EXERCISE PROMPT
With the images removed, repeat the data below exactly.

DATASET

◆ ◆ ◆ ◆ ◆

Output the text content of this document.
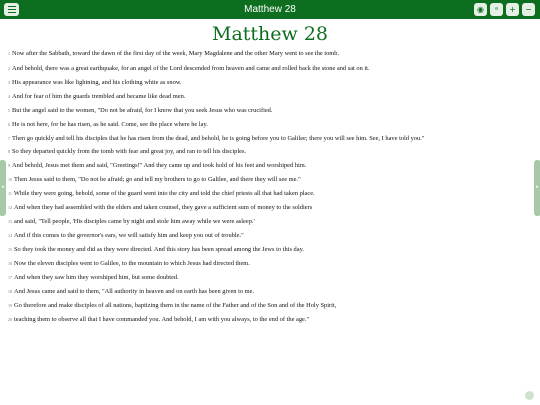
Matthew 28	◉	ᵃ	+	−
Matthew 28
$^1$ Now after the Sabbath, toward the dawn of the first day of the week, Mary Magdalene and the other Mary went to see the tomb.
$^2$ And behold, there was a great earthquake, for an angel of the Lord descended from heaven and came and rolled back the stone and sat on it.
$^3$ His appearance was like lightning, and his clothing white as snow.
$^4$ And for fear of him the guards trembled and became like dead men.
$^5$ But the angel said to the women, "Do not be afraid, for I know that you seek Jesus who was crucified.
$^6$ He is not here, for he has risen, as he said. Come, see the place where he lay.
$^7$ Then go quickly and tell his disciples that he has risen from the dead, and behold, he is going before you to Galilee; there you will see him. See, I have told you."
$^8$ So they departed quickly from the tomb with fear and great joy, and ran to tell his disciples.
$^9$ And behold, Jesus met them and said, "Greetings!" And they came up and took hold of his feet and worshiped him.
$^{10}$ Then Jesus said to them, "Do not be afraid; go and tell my brothers to go to Galilee, and there they will see me."
$^{11}$ While they were going, behold, some of the guard went into the city and told the chief priests all that had taken place.
$^{12}$ And when they had assembled with the elders and taken counsel, they gave a sufficient sum of money to the soldiers
$^{13}$ and said, "Tell people, 'His disciples came by night and stole him away while we were asleep.'
$^{14}$ And if this comes to the governor's ears, we will satisfy him and keep you out of trouble."
$^{15}$ So they took the money and did as they were directed. And this story has been spread among the Jews to this day.
$^{16}$ Now the eleven disciples went to Galilee, to the mountain to which Jesus had directed them.
$^{17}$ And when they saw him they worshiped him, but some doubted.
$^{18}$ And Jesus came and said to them, "All authority in heaven and on earth has been given to me.
$^{19}$ Go therefore and make disciples of all nations, baptizing them in the name of the Father and of the Son and of the Holy Spirit,
$^{20}$ teaching them to observe all that I have commanded you. And behold, I am with you always, to the end of the age."
◂	▸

◆ ◆ ◆ ◆ ◆

SOLUTION TO THE PROBLEM
Output the text content of this document.
Matthew 28	◉	ᵃ	+	−
Matthew 28
$^1$ Now after the Sabbath, toward the dawn of the first day of the week, Mary Magdalene and the other Mary went to see the tomb.
$^2$ And behold, there was a great earthquake, for an angel of the Lord descended from heaven and came and rolled back the stone and sat on it.
$^3$ His appearance was like lightning, and his clothing white as snow.
$^4$ And for fear of him the guards trembled and became like dead men.
$^5$ But the angel said to the women, "Do not be afraid, for I know that you seek Jesus who was crucified.
$^6$ He is not here, for he has risen, as he said. Come, see the place where he lay.
$^7$ Then go quickly and tell his disciples that he has risen from the dead, and behold, he is going before you to Galilee; there you will see him. See, I have told you."
$^8$ So they departed quickly from the tomb with fear and great joy, and ran to tell his disciples.
$^9$ And behold, Jesus met them and said, "Greetings!" And they came up and took hold of his feet and worshiped him.
$^{10}$ Then Jesus said to them, "Do not be afraid; go and tell my brothers to go to Galilee, and there they will see me."
$^{11}$ While they were going, behold, some of the guard went into the city and told the chief priests all that had taken place.
$^{12}$ And when they had assembled with the elders and taken counsel, they gave a sufficient sum of money to the soldiers
$^{13}$ and said, "Tell people, 'His disciples came by night and stole him away while we were asleep.'
$^{14}$ And if this comes to the governor's ears, we will satisfy him and keep you out of trouble."
$^{15}$ So they took the money and did as they were directed. And this story has been spread among the Jews to this day.
$^{16}$ Now the eleven disciples went to Galilee, to the mountain to which Jesus had directed them.
$^{17}$ And when they saw him they worshiped him, but some doubted.
$^{18}$ And Jesus came and said to them, "All authority in heaven and on earth has been given to me.
$^{19}$ Go therefore and make disciples of all nations, baptizing them in the name of the Father and of the Son and of the Holy Spirit,
$^{20}$ teaching them to observe all that I have commanded you. And behold, I am with you always, to the end of the age."
◂	▸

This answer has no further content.